Items from a figure collection:

---

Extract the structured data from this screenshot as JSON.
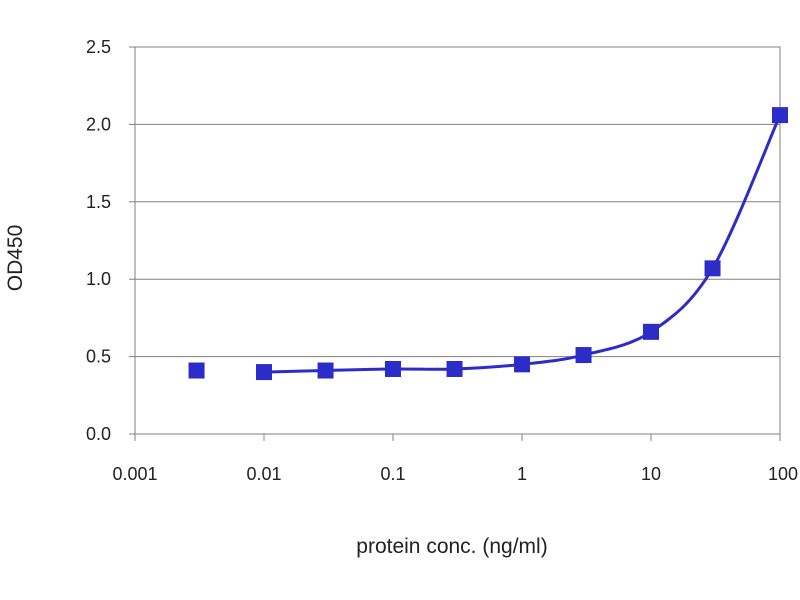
{
  "chart_data": {
    "type": "line",
    "title": "",
    "xlabel": "protein conc. (ng/ml)",
    "ylabel": "OD450",
    "x_scale": "log",
    "xlim": [
      0.001,
      100
    ],
    "ylim": [
      0,
      2.5
    ],
    "x_ticks": [
      "0.001",
      "0.01",
      "0.1",
      "1",
      "10",
      "100"
    ],
    "y_ticks": [
      "0.0",
      "0.5",
      "1.0",
      "1.5",
      "2.0",
      "2.5"
    ],
    "grid": "horizontal",
    "legend": "none",
    "series": [
      {
        "marker": "square",
        "color": "#2c2cc8",
        "points": [
          {
            "x": 0.003,
            "y": 0.41
          },
          {
            "x": 0.01,
            "y": 0.4
          },
          {
            "x": 0.03,
            "y": 0.41
          },
          {
            "x": 0.1,
            "y": 0.42
          },
          {
            "x": 0.3,
            "y": 0.42
          },
          {
            "x": 1,
            "y": 0.45
          },
          {
            "x": 3,
            "y": 0.51
          },
          {
            "x": 10,
            "y": 0.66
          },
          {
            "x": 30,
            "y": 1.07
          },
          {
            "x": 100,
            "y": 2.06
          }
        ]
      }
    ]
  }
}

---

EXERCISE BRIEF:
All of the data above must be printed exactly, minus its pictures.

FINISHED TASK:
Extract the structured data from this screenshot as JSON.
{
  "chart_data": {
    "type": "line",
    "title": "",
    "xlabel": "protein conc. (ng/ml)",
    "ylabel": "OD450",
    "x_scale": "log",
    "xlim": [
      0.001,
      100
    ],
    "ylim": [
      0,
      2.5
    ],
    "x_ticks": [
      "0.001",
      "0.01",
      "0.1",
      "1",
      "10",
      "100"
    ],
    "y_ticks": [
      "0.0",
      "0.5",
      "1.0",
      "1.5",
      "2.0",
      "2.5"
    ],
    "grid": "horizontal",
    "legend": "none",
    "series": [
      {
        "marker": "square",
        "color": "#2c2cc8",
        "points": [
          {
            "x": 0.003,
            "y": 0.41
          },
          {
            "x": 0.01,
            "y": 0.4
          },
          {
            "x": 0.03,
            "y": 0.41
          },
          {
            "x": 0.1,
            "y": 0.42
          },
          {
            "x": 0.3,
            "y": 0.42
          },
          {
            "x": 1,
            "y": 0.45
          },
          {
            "x": 3,
            "y": 0.51
          },
          {
            "x": 10,
            "y": 0.66
          },
          {
            "x": 30,
            "y": 1.07
          },
          {
            "x": 100,
            "y": 2.06
          }
        ]
      }
    ]
  }
}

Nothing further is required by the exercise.